**Data for this task**
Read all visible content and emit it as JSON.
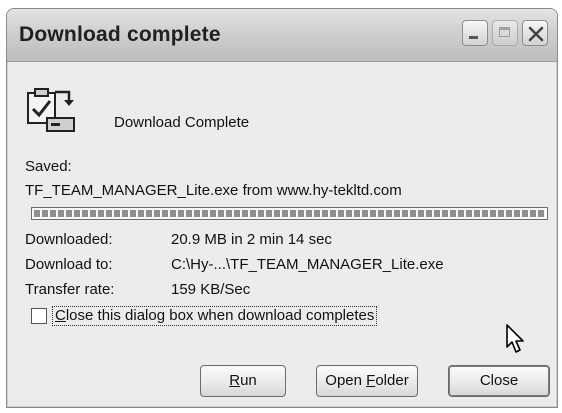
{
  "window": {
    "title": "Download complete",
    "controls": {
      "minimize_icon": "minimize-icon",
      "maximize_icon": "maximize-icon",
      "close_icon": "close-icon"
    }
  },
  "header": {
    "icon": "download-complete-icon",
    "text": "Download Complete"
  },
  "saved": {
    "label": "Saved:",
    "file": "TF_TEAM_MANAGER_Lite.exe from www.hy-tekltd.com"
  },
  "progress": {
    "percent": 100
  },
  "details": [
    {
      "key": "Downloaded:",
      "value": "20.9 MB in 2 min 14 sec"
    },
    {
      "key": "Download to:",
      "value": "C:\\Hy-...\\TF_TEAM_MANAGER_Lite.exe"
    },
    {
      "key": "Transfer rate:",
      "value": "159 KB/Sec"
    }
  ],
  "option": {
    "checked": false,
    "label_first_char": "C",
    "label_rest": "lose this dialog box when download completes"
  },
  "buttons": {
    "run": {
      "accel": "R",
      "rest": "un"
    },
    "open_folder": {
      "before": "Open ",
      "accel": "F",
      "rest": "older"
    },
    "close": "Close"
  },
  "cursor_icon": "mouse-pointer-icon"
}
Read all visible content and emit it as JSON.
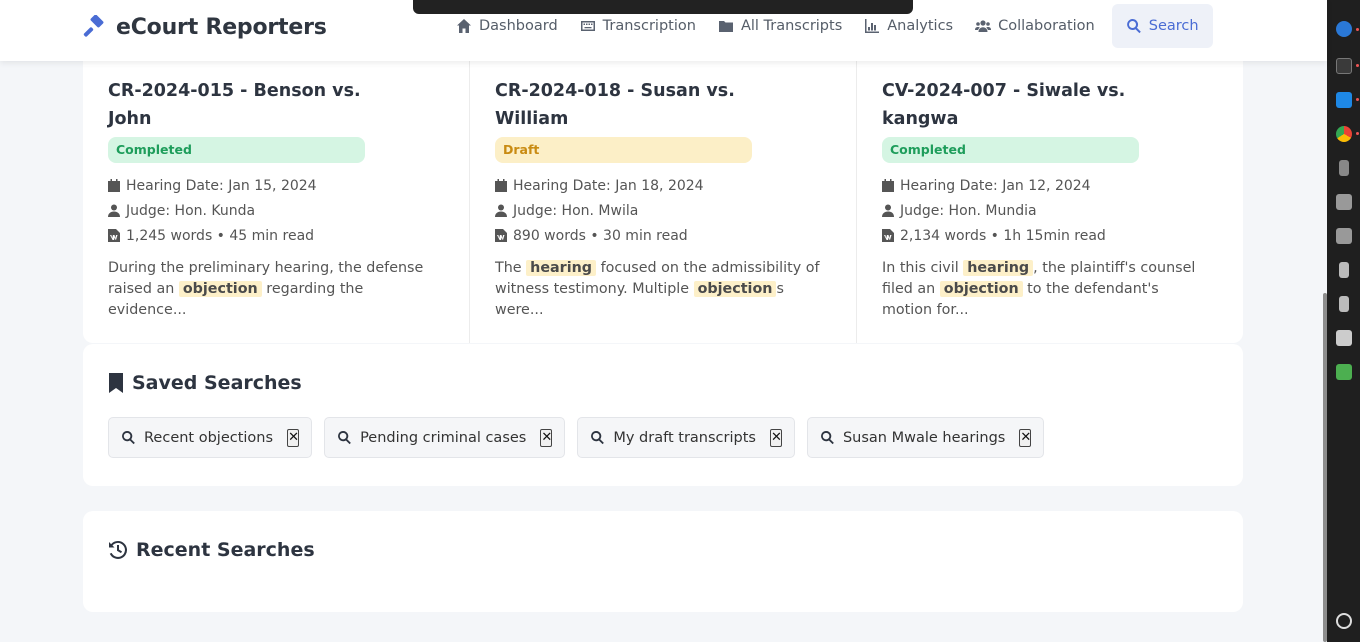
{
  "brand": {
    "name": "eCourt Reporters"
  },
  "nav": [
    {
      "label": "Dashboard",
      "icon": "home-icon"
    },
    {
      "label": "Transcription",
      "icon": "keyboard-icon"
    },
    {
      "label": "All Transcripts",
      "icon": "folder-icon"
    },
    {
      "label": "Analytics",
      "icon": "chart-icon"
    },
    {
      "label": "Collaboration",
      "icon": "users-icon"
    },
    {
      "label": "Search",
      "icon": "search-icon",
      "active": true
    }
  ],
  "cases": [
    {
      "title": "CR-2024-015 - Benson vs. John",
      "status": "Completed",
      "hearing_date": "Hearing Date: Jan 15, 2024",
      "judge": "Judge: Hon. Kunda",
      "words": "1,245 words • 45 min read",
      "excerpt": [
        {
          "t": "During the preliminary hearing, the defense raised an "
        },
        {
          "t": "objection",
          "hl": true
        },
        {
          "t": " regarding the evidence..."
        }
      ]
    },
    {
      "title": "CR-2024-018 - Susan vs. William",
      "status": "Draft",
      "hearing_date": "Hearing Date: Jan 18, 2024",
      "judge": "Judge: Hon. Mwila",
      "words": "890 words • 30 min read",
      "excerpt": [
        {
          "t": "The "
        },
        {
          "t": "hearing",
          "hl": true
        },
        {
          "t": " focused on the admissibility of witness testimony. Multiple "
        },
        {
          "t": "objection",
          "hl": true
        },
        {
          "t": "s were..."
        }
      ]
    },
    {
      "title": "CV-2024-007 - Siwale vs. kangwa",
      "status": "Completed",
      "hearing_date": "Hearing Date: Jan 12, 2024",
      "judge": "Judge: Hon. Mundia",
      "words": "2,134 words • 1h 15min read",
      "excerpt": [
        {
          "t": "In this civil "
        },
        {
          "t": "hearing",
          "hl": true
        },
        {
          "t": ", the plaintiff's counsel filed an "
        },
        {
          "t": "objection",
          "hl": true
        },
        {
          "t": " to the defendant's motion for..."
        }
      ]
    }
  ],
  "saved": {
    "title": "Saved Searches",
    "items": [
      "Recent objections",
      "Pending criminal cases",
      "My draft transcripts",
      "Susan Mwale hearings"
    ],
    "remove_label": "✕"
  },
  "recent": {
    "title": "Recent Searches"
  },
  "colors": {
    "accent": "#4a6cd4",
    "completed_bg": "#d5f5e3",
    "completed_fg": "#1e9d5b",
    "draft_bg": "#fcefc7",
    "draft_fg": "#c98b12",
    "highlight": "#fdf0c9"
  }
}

**What needs to be done**
Give back all entries exactly. No pictures belong in the copy.

**Answer for the task**
Read all visible content and emit it as JSON.
{
  "window": {
    "title": "Download complete",
    "controls": {
      "minimize_icon": "minimize-icon",
      "maximize_icon": "maximize-icon",
      "close_icon": "close-icon"
    }
  },
  "header": {
    "icon": "download-complete-icon",
    "text": "Download Complete"
  },
  "saved": {
    "label": "Saved:",
    "file": "TF_TEAM_MANAGER_Lite.exe from www.hy-tekltd.com"
  },
  "progress": {
    "percent": 100
  },
  "details": [
    {
      "key": "Downloaded:",
      "value": "20.9 MB in 2 min 14 sec"
    },
    {
      "key": "Download to:",
      "value": "C:\\Hy-...\\TF_TEAM_MANAGER_Lite.exe"
    },
    {
      "key": "Transfer rate:",
      "value": "159 KB/Sec"
    }
  ],
  "option": {
    "checked": false,
    "label_first_char": "C",
    "label_rest": "lose this dialog box when download completes"
  },
  "buttons": {
    "run": {
      "accel": "R",
      "rest": "un"
    },
    "open_folder": {
      "before": "Open ",
      "accel": "F",
      "rest": "older"
    },
    "close": "Close"
  },
  "cursor_icon": "mouse-pointer-icon"
}
Read all visible content and emit it as JSON.
{
  "brand": {
    "name": "eCourt Reporters"
  },
  "nav": [
    {
      "label": "Dashboard",
      "icon": "home-icon"
    },
    {
      "label": "Transcription",
      "icon": "keyboard-icon"
    },
    {
      "label": "All Transcripts",
      "icon": "folder-icon"
    },
    {
      "label": "Analytics",
      "icon": "chart-icon"
    },
    {
      "label": "Collaboration",
      "icon": "users-icon"
    },
    {
      "label": "Search",
      "icon": "search-icon",
      "active": true
    }
  ],
  "cases": [
    {
      "title": "CR-2024-015 - Benson vs. John",
      "status": "Completed",
      "hearing_date": "Hearing Date: Jan 15, 2024",
      "judge": "Judge: Hon. Kunda",
      "words": "1,245 words • 45 min read",
      "excerpt": [
        {
          "t": "During the preliminary hearing, the defense raised an "
        },
        {
          "t": "objection",
          "hl": true
        },
        {
          "t": " regarding the evidence..."
        }
      ]
    },
    {
      "title": "CR-2024-018 - Susan vs. William",
      "status": "Draft",
      "hearing_date": "Hearing Date: Jan 18, 2024",
      "judge": "Judge: Hon. Mwila",
      "words": "890 words • 30 min read",
      "excerpt": [
        {
          "t": "The "
        },
        {
          "t": "hearing",
          "hl": true
        },
        {
          "t": " focused on the admissibility of witness testimony. Multiple "
        },
        {
          "t": "objection",
          "hl": true
        },
        {
          "t": "s were..."
        }
      ]
    },
    {
      "title": "CV-2024-007 - Siwale vs. kangwa",
      "status": "Completed",
      "hearing_date": "Hearing Date: Jan 12, 2024",
      "judge": "Judge: Hon. Mundia",
      "words": "2,134 words • 1h 15min read",
      "excerpt": [
        {
          "t": "In this civil "
        },
        {
          "t": "hearing",
          "hl": true
        },
        {
          "t": ", the plaintiff's counsel filed an "
        },
        {
          "t": "objection",
          "hl": true
        },
        {
          "t": " to the defendant's motion for..."
        }
      ]
    }
  ],
  "saved": {
    "title": "Saved Searches",
    "items": [
      "Recent objections",
      "Pending criminal cases",
      "My draft transcripts",
      "Susan Mwale hearings"
    ],
    "remove_label": "✕"
  },
  "recent": {
    "title": "Recent Searches"
  },
  "colors": {
    "accent": "#4a6cd4",
    "completed_bg": "#d5f5e3",
    "completed_fg": "#1e9d5b",
    "draft_bg": "#fcefc7",
    "draft_fg": "#c98b12",
    "highlight": "#fdf0c9"
  }
}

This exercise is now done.